======== DATASET EXTRACT ========

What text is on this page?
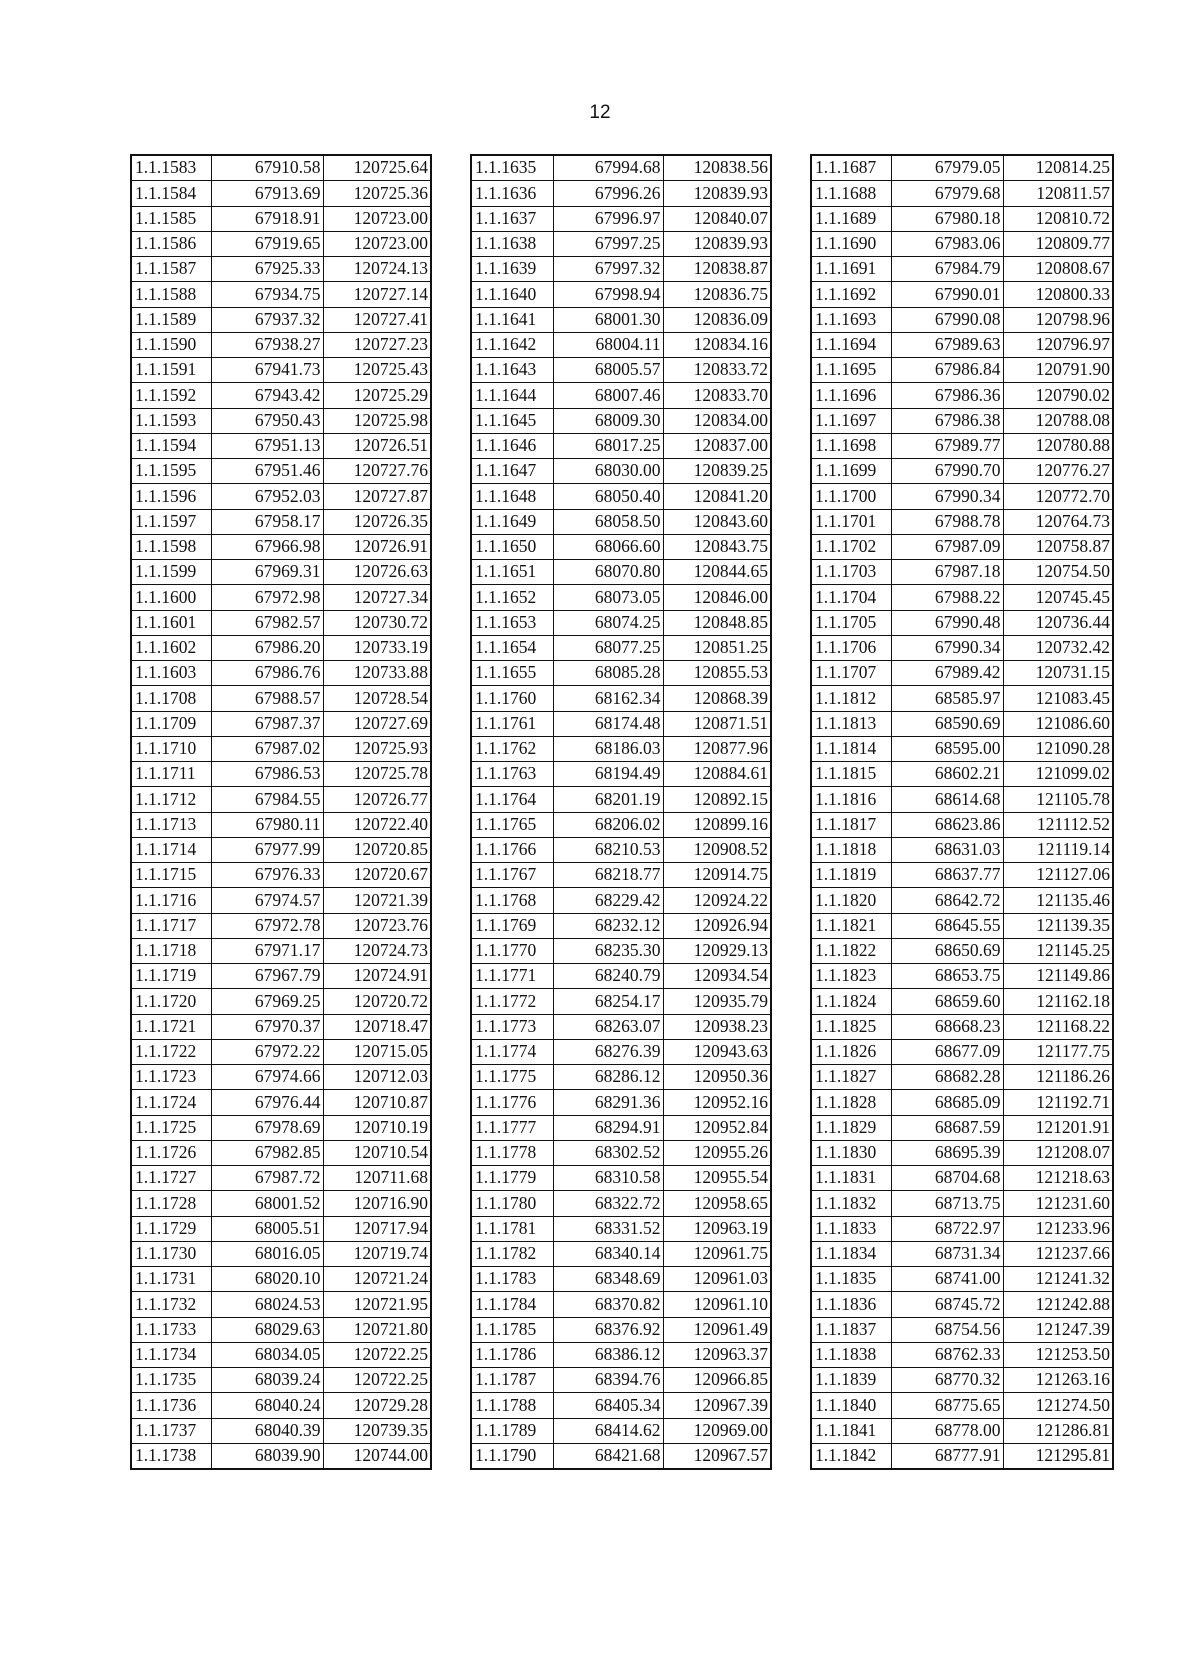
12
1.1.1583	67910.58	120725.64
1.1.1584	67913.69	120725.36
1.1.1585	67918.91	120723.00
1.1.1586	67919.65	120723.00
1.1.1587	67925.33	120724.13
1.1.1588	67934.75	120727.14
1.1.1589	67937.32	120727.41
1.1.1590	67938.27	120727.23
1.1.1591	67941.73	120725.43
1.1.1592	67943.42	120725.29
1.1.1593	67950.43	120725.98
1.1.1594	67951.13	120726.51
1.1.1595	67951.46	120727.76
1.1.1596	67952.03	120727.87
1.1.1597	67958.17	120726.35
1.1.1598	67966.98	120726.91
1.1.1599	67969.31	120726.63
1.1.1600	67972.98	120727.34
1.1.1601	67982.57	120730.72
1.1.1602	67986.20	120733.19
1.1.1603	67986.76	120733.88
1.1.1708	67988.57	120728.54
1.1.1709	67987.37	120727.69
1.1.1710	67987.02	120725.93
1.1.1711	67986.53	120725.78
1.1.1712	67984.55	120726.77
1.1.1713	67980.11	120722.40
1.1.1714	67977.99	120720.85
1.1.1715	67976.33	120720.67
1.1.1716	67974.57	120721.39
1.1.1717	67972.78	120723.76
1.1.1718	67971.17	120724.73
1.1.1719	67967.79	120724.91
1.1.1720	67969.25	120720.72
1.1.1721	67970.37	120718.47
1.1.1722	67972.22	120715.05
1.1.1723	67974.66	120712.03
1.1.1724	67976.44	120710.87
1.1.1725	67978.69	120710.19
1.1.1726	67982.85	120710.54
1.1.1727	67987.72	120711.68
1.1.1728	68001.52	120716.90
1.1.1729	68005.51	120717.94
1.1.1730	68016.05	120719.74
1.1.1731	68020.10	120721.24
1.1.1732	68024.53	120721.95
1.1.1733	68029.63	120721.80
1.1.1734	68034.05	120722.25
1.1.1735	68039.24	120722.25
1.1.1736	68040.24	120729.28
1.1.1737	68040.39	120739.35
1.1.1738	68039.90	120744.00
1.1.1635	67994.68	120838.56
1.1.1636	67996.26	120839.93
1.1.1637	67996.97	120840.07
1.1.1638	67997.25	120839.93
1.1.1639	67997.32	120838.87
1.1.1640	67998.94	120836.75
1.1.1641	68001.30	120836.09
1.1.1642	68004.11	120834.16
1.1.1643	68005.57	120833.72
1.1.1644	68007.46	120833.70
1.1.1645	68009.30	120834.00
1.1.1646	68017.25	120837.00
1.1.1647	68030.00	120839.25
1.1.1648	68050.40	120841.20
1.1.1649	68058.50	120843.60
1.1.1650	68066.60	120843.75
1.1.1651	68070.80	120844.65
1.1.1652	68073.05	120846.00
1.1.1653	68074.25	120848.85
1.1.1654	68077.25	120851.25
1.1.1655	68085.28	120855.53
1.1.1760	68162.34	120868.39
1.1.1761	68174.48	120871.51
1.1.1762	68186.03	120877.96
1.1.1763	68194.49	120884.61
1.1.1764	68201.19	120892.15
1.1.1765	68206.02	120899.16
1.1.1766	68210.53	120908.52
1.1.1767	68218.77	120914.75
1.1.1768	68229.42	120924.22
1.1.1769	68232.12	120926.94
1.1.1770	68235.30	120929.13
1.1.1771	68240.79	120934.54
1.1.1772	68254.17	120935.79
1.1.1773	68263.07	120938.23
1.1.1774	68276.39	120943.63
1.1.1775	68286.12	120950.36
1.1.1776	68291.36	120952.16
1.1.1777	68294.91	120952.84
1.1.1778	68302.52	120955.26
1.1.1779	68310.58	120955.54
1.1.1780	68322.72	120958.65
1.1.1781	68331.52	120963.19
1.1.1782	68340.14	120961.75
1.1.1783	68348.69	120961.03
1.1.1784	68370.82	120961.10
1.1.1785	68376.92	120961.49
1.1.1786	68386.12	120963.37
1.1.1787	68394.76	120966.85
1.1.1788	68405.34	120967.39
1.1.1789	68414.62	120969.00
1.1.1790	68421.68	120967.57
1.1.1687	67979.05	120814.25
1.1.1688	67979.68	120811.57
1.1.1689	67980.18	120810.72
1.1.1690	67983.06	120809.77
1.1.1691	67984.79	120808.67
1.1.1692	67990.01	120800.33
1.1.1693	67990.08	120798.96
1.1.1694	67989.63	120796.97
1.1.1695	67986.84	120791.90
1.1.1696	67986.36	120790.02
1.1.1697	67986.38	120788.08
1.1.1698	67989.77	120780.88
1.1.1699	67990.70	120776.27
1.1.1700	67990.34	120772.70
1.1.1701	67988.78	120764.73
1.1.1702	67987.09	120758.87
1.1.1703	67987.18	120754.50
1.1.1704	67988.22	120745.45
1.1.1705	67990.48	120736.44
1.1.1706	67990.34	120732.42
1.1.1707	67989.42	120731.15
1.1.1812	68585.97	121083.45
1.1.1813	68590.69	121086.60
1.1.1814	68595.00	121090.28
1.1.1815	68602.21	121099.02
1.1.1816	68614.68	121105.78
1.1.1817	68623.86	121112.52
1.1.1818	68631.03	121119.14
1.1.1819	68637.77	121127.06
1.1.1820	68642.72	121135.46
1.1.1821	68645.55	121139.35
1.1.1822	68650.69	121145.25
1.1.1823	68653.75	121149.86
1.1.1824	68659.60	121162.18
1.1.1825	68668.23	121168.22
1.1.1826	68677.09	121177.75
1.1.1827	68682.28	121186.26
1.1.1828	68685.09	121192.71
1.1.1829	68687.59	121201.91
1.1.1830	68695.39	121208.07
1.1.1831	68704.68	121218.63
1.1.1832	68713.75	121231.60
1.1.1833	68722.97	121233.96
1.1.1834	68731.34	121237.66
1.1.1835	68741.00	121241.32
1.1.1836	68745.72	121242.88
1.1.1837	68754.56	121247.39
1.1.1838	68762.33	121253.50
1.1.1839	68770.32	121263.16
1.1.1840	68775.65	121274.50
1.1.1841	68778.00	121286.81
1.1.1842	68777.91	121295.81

========
======== DATASET EXTRACT ========

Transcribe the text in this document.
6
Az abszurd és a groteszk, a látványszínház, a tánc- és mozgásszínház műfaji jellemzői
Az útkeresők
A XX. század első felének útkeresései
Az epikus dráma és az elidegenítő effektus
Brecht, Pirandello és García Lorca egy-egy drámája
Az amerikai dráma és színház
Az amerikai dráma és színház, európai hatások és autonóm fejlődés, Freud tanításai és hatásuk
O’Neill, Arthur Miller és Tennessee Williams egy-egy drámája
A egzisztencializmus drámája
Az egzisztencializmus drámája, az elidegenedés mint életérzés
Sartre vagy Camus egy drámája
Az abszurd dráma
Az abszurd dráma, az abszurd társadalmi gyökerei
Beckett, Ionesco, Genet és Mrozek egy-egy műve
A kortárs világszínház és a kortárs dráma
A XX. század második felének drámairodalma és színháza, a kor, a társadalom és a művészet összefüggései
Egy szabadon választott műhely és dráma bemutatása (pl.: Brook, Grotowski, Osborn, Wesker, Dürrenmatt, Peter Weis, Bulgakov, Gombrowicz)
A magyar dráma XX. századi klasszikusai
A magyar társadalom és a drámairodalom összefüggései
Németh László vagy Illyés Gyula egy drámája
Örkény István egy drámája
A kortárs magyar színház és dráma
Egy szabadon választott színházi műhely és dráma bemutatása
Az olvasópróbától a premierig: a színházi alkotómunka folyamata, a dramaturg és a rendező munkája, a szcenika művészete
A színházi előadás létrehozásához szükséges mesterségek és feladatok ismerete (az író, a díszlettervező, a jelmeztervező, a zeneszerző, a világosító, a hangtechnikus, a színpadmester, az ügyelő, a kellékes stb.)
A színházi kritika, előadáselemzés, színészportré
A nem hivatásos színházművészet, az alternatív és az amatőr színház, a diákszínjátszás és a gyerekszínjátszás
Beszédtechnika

========

* [SET TASK]
In the entries above, identify every line with the word "magyar". Copy those lines.

* [RIGHT ANSWER]
A magyar dráma XX. századi klasszikusai
A magyar társadalom és a drámairodalom összefüggései
A kortárs magyar színház és dráma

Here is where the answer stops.